--- Exercise objective ---
Omit all images. Write out the rest of the material exactly.

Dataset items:
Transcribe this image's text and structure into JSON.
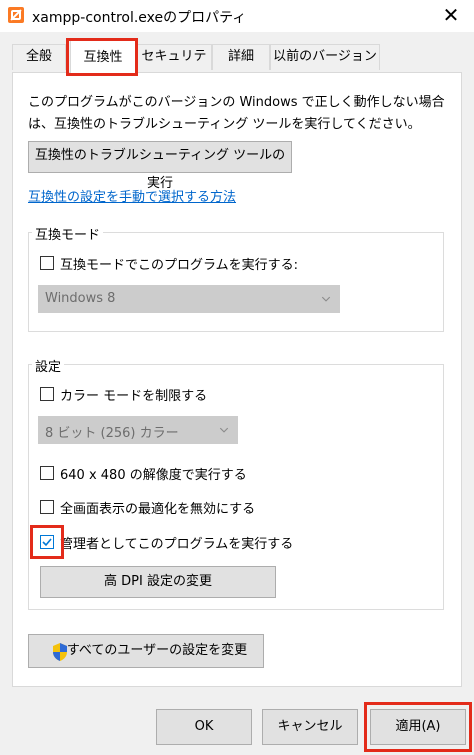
{
  "window": {
    "title": "xampp-control.exeのプロパティ",
    "close_glyph": "✕",
    "app_icon": "xampp-icon"
  },
  "tabs": [
    {
      "label": "全般"
    },
    {
      "label": "互換性"
    },
    {
      "label": "セキュリティ"
    },
    {
      "label": "詳細"
    },
    {
      "label": "以前のバージョン"
    }
  ],
  "compat": {
    "description": "このプログラムがこのバージョンの Windows で正しく動作しない場合は、互換性のトラブルシューティング ツールを実行してください。",
    "troubleshoot_button": "互換性のトラブルシューティング ツールの実行",
    "manual_link": "互換性の設定を手動で選択する方法",
    "mode_group": {
      "title": "互換モード",
      "checkbox_label": "互換モードでこのプログラムを実行する:",
      "checked": false,
      "os_value": "Windows 8"
    },
    "settings_group": {
      "title": "設定",
      "reduced_color_label": "カラー モードを制限する",
      "reduced_color_checked": false,
      "color_value": "8 ビット (256) カラー",
      "res640_label": "640 x 480 の解像度で実行する",
      "res640_checked": false,
      "fullscreen_opt_label": "全画面表示の最適化を無効にする",
      "fullscreen_opt_checked": false,
      "admin_label": "管理者としてこのプログラムを実行する",
      "admin_checked": true,
      "dpi_button": "高 DPI 設定の変更"
    },
    "all_users_button": "すべてのユーザーの設定を変更",
    "all_users_icon": "uac-shield-icon"
  },
  "footer": {
    "ok": "OK",
    "cancel": "キャンセル",
    "apply": "適用(A)"
  },
  "colors": {
    "highlight_red": "#e32b1a",
    "link_blue": "#0066cc",
    "focus_blue": "#0078d7",
    "dialog_bg": "#f0f0f0"
  }
}
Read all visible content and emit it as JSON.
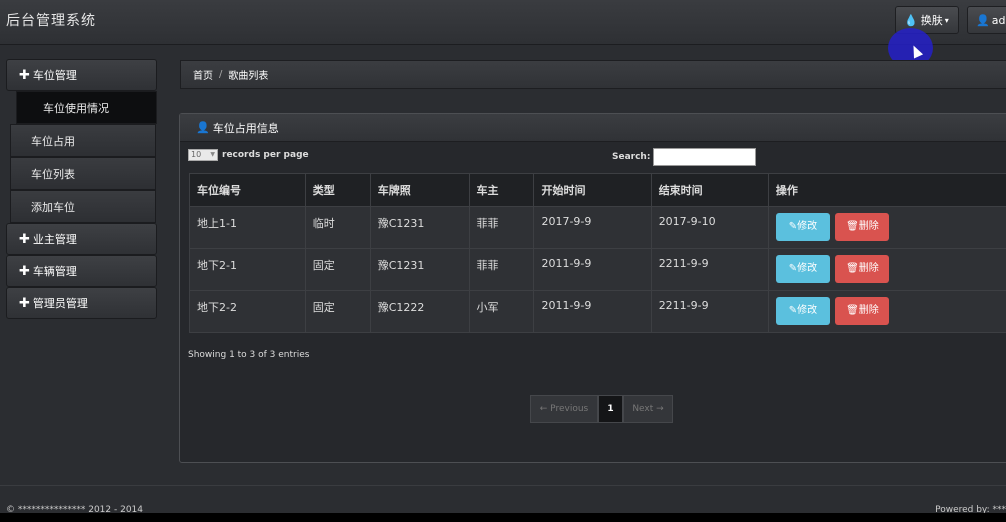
{
  "header": {
    "title": "后台管理系统",
    "skin_label": "换肤",
    "user_label": "adm"
  },
  "sidebar": {
    "groups": [
      {
        "label": "车位管理"
      },
      {
        "label": "业主管理"
      },
      {
        "label": "车辆管理"
      },
      {
        "label": "管理员管理"
      }
    ],
    "sub_items": [
      {
        "label": "车位使用情况"
      },
      {
        "label": "车位占用"
      },
      {
        "label": "车位列表"
      },
      {
        "label": "添加车位"
      }
    ]
  },
  "breadcrumb": {
    "home": "首页",
    "separator": "/",
    "current": "歌曲列表"
  },
  "panel": {
    "title": "车位占用信息",
    "length_value": "10",
    "length_suffix": "records per page",
    "search_label": "Search:",
    "search_value": "",
    "columns": [
      "车位编号",
      "类型",
      "车牌照",
      "车主",
      "开始时间",
      "结束时间",
      "操作"
    ],
    "rows": [
      [
        "地上1-1",
        "临时",
        "豫C1231",
        "菲菲",
        "2017-9-9",
        "2017-9-10"
      ],
      [
        "地下2-1",
        "固定",
        "豫C1231",
        "菲菲",
        "2011-9-9",
        "2211-9-9"
      ],
      [
        "地下2-2",
        "固定",
        "豫C1222",
        "小军",
        "2011-9-9",
        "2211-9-9"
      ]
    ],
    "edit_label": "修改",
    "delete_label": "删除",
    "info": "Showing 1 to 3 of 3 entries",
    "pager": {
      "prev": "← Previous",
      "current": "1",
      "next": "Next →"
    }
  },
  "footer": {
    "copyright": "© *************** 2012 - 2014",
    "powered": "Powered by: ***"
  }
}
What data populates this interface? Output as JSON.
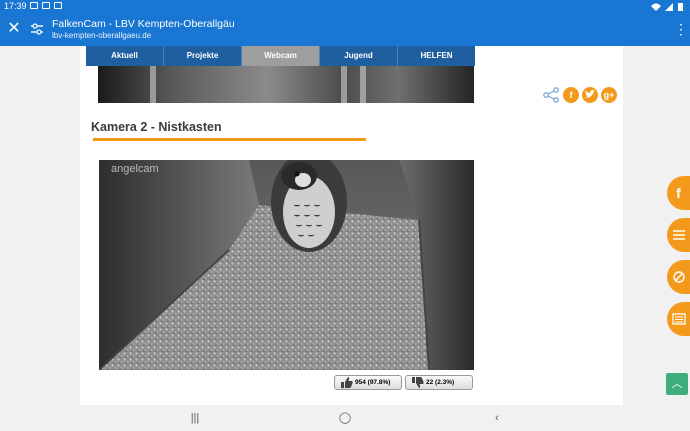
{
  "status": {
    "time": "17:39"
  },
  "browser": {
    "title": "FalkenCam - LBV Kempten-Oberallgäu",
    "url": "lbv-kempten-oberallgaeu.de"
  },
  "nav": {
    "tabs": [
      "Aktuell",
      "Projekte",
      "Webcam",
      "Jugend",
      "HELFEN"
    ],
    "active": "Webcam"
  },
  "section": {
    "title": "Kamera 2 - Nistkasten"
  },
  "camera": {
    "watermark": "angelcam"
  },
  "votes": {
    "up": "954 (97.8%)",
    "down": "22 (2.3%)"
  },
  "share": {
    "facebook": "f",
    "googleplus": "g+"
  },
  "colors": {
    "brand": "#1976d2",
    "nav": "#1f5fa0",
    "accent": "#f39a1c",
    "scrollup": "#3fae7e"
  }
}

--- Task response ---
Transcribe this image's text and structure into JSON.
{
  "window": {
    "title": "xampp-control.exeのプロパティ",
    "close_glyph": "✕",
    "app_icon": "xampp-icon"
  },
  "tabs": [
    {
      "label": "全般"
    },
    {
      "label": "互換性"
    },
    {
      "label": "セキュリティ"
    },
    {
      "label": "詳細"
    },
    {
      "label": "以前のバージョン"
    }
  ],
  "compat": {
    "description": "このプログラムがこのバージョンの Windows で正しく動作しない場合は、互換性のトラブルシューティング ツールを実行してください。",
    "troubleshoot_button": "互換性のトラブルシューティング ツールの実行",
    "manual_link": "互換性の設定を手動で選択する方法",
    "mode_group": {
      "title": "互換モード",
      "checkbox_label": "互換モードでこのプログラムを実行する:",
      "checked": false,
      "os_value": "Windows 8"
    },
    "settings_group": {
      "title": "設定",
      "reduced_color_label": "カラー モードを制限する",
      "reduced_color_checked": false,
      "color_value": "8 ビット (256) カラー",
      "res640_label": "640 x 480 の解像度で実行する",
      "res640_checked": false,
      "fullscreen_opt_label": "全画面表示の最適化を無効にする",
      "fullscreen_opt_checked": false,
      "admin_label": "管理者としてこのプログラムを実行する",
      "admin_checked": true,
      "dpi_button": "高 DPI 設定の変更"
    },
    "all_users_button": "すべてのユーザーの設定を変更",
    "all_users_icon": "uac-shield-icon"
  },
  "footer": {
    "ok": "OK",
    "cancel": "キャンセル",
    "apply": "適用(A)"
  },
  "colors": {
    "highlight_red": "#e32b1a",
    "link_blue": "#0066cc",
    "focus_blue": "#0078d7",
    "dialog_bg": "#f0f0f0"
  }
}
Read all visible content and emit it as JSON.
{
  "header": {
    "title": "后台管理系统",
    "skin_label": "换肤",
    "user_label": "adm"
  },
  "sidebar": {
    "groups": [
      {
        "label": "车位管理"
      },
      {
        "label": "业主管理"
      },
      {
        "label": "车辆管理"
      },
      {
        "label": "管理员管理"
      }
    ],
    "sub_items": [
      {
        "label": "车位使用情况"
      },
      {
        "label": "车位占用"
      },
      {
        "label": "车位列表"
      },
      {
        "label": "添加车位"
      }
    ]
  },
  "breadcrumb": {
    "home": "首页",
    "separator": "/",
    "current": "歌曲列表"
  },
  "panel": {
    "title": "车位占用信息",
    "length_value": "10",
    "length_suffix": "records per page",
    "search_label": "Search:",
    "search_value": "",
    "columns": [
      "车位编号",
      "类型",
      "车牌照",
      "车主",
      "开始时间",
      "结束时间",
      "操作"
    ],
    "rows": [
      [
        "地上1-1",
        "临时",
        "豫C1231",
        "菲菲",
        "2017-9-9",
        "2017-9-10"
      ],
      [
        "地下2-1",
        "固定",
        "豫C1231",
        "菲菲",
        "2011-9-9",
        "2211-9-9"
      ],
      [
        "地下2-2",
        "固定",
        "豫C1222",
        "小军",
        "2011-9-9",
        "2211-9-9"
      ]
    ],
    "edit_label": "修改",
    "delete_label": "删除",
    "info": "Showing 1 to 3 of 3 entries",
    "pager": {
      "prev": "← Previous",
      "current": "1",
      "next": "Next →"
    }
  },
  "footer": {
    "copyright": "© *************** 2012 - 2014",
    "powered": "Powered by: ***"
  }
}
What data populates this interface? Output as JSON.
{
  "status": {
    "time": "17:39"
  },
  "browser": {
    "title": "FalkenCam - LBV Kempten-Oberallgäu",
    "url": "lbv-kempten-oberallgaeu.de"
  },
  "nav": {
    "tabs": [
      "Aktuell",
      "Projekte",
      "Webcam",
      "Jugend",
      "HELFEN"
    ],
    "active": "Webcam"
  },
  "section": {
    "title": "Kamera 2 - Nistkasten"
  },
  "camera": {
    "watermark": "angelcam"
  },
  "votes": {
    "up": "954 (97.8%)",
    "down": "22 (2.3%)"
  },
  "share": {
    "facebook": "f",
    "googleplus": "g+"
  },
  "colors": {
    "brand": "#1976d2",
    "nav": "#1f5fa0",
    "accent": "#f39a1c",
    "scrollup": "#3fae7e"
  }
}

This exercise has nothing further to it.